PROBLEM DETAILS
Reproduce word for word every line from the start of the records down to and including the line containing "x-axis-ticks: Jul. '21".
-- RECORDS FOR THE EXERCISE start --
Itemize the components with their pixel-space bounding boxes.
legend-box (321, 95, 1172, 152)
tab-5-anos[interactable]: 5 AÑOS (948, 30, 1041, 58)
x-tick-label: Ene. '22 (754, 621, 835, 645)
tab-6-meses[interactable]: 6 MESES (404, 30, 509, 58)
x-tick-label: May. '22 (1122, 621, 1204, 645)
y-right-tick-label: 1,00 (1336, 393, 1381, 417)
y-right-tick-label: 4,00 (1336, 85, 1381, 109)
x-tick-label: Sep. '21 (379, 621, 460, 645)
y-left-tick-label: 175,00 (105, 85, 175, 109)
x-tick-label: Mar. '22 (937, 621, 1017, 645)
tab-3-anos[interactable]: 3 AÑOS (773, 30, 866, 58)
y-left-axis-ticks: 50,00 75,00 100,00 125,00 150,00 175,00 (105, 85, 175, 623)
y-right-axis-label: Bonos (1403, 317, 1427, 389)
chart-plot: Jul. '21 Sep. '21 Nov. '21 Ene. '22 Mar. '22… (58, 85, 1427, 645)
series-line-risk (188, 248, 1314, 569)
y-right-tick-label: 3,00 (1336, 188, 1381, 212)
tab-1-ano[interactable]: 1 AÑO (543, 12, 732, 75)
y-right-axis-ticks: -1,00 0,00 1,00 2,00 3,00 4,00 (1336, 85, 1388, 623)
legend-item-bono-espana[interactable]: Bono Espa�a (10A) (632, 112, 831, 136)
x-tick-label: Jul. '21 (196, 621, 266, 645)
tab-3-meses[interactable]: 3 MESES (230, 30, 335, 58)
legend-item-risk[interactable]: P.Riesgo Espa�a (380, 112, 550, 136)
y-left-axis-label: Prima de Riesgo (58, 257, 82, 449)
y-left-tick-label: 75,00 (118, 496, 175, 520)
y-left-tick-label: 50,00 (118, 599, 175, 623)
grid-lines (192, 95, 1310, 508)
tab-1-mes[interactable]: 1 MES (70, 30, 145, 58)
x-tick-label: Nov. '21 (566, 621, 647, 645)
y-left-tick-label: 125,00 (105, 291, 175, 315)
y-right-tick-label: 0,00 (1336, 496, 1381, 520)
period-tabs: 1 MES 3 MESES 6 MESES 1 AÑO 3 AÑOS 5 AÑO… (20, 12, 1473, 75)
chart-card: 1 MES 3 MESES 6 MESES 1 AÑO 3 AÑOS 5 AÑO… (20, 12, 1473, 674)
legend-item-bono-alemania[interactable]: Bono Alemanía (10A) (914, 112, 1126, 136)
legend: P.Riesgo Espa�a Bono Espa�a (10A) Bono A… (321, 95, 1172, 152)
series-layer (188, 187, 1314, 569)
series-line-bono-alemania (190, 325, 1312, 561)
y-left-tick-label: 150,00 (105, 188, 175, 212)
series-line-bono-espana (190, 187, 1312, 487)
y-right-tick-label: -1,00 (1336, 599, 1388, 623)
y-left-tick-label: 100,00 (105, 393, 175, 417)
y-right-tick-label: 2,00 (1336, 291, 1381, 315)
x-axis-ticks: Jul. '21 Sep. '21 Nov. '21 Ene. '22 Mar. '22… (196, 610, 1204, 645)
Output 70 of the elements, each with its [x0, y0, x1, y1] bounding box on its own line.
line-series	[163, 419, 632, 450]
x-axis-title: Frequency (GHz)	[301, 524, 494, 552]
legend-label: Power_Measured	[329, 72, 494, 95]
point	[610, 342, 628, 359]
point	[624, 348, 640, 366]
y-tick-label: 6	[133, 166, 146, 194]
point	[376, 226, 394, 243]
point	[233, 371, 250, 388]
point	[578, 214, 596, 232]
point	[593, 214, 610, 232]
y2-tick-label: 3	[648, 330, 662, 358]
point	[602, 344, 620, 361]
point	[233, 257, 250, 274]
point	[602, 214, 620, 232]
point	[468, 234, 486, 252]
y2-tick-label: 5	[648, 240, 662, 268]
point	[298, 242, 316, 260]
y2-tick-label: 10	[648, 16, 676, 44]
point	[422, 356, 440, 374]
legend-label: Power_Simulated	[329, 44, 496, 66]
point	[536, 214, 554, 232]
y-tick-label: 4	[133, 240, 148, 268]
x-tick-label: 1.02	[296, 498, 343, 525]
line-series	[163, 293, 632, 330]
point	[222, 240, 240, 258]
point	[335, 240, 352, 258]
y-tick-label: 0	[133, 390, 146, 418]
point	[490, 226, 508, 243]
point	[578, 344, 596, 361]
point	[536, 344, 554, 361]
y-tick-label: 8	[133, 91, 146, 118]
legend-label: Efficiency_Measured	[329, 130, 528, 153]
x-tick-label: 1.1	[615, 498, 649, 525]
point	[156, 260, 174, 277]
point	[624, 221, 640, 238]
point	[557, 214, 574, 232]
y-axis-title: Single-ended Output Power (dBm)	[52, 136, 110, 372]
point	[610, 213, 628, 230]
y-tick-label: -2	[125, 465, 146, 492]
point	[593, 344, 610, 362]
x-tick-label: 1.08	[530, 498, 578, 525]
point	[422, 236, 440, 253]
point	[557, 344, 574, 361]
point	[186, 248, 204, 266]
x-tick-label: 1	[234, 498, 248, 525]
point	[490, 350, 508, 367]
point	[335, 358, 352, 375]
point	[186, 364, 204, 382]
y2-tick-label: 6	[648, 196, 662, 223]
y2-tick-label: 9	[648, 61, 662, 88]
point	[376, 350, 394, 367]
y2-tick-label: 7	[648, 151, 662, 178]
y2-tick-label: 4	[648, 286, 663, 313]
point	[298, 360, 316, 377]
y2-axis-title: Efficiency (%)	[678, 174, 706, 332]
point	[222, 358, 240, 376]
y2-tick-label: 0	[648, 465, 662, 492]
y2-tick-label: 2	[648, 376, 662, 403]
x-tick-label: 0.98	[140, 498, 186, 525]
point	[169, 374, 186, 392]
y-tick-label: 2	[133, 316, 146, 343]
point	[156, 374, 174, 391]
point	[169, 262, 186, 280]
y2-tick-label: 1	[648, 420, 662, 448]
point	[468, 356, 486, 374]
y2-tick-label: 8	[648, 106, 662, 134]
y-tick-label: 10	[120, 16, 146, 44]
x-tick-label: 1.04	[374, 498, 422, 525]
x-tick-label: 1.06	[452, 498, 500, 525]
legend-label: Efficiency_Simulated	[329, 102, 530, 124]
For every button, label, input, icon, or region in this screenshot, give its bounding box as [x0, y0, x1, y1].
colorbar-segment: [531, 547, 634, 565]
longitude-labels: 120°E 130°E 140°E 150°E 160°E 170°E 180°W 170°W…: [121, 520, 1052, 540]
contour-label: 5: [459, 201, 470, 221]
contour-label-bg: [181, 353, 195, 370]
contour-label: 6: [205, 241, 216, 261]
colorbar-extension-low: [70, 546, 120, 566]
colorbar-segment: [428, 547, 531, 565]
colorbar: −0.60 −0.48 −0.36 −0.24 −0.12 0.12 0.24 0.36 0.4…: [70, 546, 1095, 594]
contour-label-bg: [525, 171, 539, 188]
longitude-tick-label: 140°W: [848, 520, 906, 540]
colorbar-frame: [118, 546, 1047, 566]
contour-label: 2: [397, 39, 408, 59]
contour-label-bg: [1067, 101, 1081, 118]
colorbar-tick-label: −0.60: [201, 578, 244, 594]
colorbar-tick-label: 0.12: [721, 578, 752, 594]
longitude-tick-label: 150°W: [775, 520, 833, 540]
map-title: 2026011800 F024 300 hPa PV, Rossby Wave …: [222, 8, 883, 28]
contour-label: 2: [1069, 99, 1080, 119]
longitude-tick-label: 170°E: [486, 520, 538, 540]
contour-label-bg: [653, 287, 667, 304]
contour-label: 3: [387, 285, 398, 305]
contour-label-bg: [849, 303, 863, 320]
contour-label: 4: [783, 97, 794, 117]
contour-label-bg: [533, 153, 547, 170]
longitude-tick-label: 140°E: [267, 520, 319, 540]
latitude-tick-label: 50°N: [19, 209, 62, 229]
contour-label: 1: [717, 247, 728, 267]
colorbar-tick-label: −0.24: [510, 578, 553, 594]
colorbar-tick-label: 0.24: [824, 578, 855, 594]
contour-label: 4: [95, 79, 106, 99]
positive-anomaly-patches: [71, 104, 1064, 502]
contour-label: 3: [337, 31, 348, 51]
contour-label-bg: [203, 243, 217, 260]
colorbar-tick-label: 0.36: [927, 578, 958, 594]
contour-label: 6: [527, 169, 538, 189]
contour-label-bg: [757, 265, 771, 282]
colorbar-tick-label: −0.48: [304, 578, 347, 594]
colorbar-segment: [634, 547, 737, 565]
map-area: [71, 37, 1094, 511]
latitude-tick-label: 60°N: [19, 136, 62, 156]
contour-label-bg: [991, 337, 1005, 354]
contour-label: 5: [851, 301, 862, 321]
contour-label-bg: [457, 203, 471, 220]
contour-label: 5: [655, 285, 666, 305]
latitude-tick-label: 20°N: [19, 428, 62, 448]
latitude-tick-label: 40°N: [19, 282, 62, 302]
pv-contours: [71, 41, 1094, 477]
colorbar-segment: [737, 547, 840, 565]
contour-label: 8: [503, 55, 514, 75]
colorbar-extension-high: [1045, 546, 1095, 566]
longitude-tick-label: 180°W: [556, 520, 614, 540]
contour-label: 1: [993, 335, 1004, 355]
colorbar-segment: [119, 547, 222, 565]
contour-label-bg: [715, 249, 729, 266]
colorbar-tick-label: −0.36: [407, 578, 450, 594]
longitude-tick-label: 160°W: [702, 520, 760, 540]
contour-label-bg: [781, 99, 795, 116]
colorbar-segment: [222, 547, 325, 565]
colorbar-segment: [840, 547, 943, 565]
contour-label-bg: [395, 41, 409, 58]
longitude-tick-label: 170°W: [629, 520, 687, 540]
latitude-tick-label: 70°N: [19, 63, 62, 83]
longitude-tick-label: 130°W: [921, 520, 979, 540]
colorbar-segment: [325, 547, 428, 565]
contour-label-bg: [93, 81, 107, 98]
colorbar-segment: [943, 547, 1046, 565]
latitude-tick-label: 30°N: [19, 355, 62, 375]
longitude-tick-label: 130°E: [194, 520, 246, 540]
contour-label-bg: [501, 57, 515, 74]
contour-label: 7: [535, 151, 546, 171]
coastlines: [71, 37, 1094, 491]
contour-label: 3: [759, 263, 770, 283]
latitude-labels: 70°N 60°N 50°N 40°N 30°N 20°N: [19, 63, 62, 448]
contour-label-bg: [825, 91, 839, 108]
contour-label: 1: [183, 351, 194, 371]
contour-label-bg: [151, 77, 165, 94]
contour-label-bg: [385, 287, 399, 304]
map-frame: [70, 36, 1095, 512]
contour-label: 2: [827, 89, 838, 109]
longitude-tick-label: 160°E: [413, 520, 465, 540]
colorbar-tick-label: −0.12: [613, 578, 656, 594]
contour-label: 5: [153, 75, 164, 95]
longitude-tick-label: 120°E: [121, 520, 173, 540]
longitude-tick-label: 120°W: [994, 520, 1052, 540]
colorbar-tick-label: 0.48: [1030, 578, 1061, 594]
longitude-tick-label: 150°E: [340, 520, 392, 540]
-- RECORDS FOR THE EXERCISE end --
EXERCISE RESULT
Itemize the components with their pixel-space bounding boxes.
legend-box (321, 95, 1172, 152)
tab-5-anos[interactable]: 5 AÑOS (948, 30, 1041, 58)
x-tick-label: Ene. '22 (754, 621, 835, 645)
tab-6-meses[interactable]: 6 MESES (404, 30, 509, 58)
x-tick-label: May. '22 (1122, 621, 1204, 645)
y-right-tick-label: 1,00 (1336, 393, 1381, 417)
y-right-tick-label: 4,00 (1336, 85, 1381, 109)
x-tick-label: Sep. '21 (379, 621, 460, 645)
y-left-tick-label: 175,00 (105, 85, 175, 109)
x-tick-label: Mar. '22 (937, 621, 1017, 645)
tab-3-anos[interactable]: 3 AÑOS (773, 30, 866, 58)
y-left-axis-ticks: 50,00 75,00 100,00 125,00 150,00 175,00 (105, 85, 175, 623)
y-right-axis-label: Bonos (1403, 317, 1427, 389)
chart-plot: Jul. '21 Sep. '21 Nov. '21 Ene. '22 Mar. '22… (58, 85, 1427, 645)
series-line-risk (188, 248, 1314, 569)
y-right-tick-label: 3,00 (1336, 188, 1381, 212)
tab-1-ano[interactable]: 1 AÑO (543, 12, 732, 75)
y-right-axis-ticks: -1,00 0,00 1,00 2,00 3,00 4,00 (1336, 85, 1388, 623)
legend-item-bono-espana[interactable]: Bono Espa�a (10A) (632, 112, 831, 136)
x-tick-label: Jul. '21 (196, 621, 266, 645)
tab-3-meses[interactable]: 3 MESES (230, 30, 335, 58)
legend-item-risk[interactable]: P.Riesgo Espa�a (380, 112, 550, 136)
y-left-axis-label: Prima de Riesgo (58, 257, 82, 449)
y-left-tick-label: 75,00 (118, 496, 175, 520)
y-left-tick-label: 50,00 (118, 599, 175, 623)
grid-lines (192, 95, 1310, 508)
tab-1-mes[interactable]: 1 MES (70, 30, 145, 58)
x-tick-label: Nov. '21 (566, 621, 647, 645)
y-left-tick-label: 125,00 (105, 291, 175, 315)
y-right-tick-label: 0,00 (1336, 496, 1381, 520)
period-tabs: 1 MES 3 MESES 6 MESES 1 AÑO 3 AÑOS 5 AÑO… (20, 12, 1473, 75)
chart-card: 1 MES 3 MESES 6 MESES 1 AÑO 3 AÑOS 5 AÑO… (20, 12, 1473, 674)
legend-item-bono-alemania[interactable]: Bono Alemanía (10A) (914, 112, 1126, 136)
legend: P.Riesgo Espa�a Bono Espa�a (10A) Bono A… (321, 95, 1172, 152)
series-layer (188, 187, 1314, 569)
series-line-bono-alemania (190, 325, 1312, 561)
y-left-tick-label: 150,00 (105, 188, 175, 212)
series-line-bono-espana (190, 187, 1312, 487)
y-right-tick-label: -1,00 (1336, 599, 1388, 623)
y-left-tick-label: 100,00 (105, 393, 175, 417)
y-right-tick-label: 2,00 (1336, 291, 1381, 315)
x-axis-ticks: Jul. '21 Sep. '21 Nov. '21 Ene. '22 Mar. '22… (196, 610, 1204, 645)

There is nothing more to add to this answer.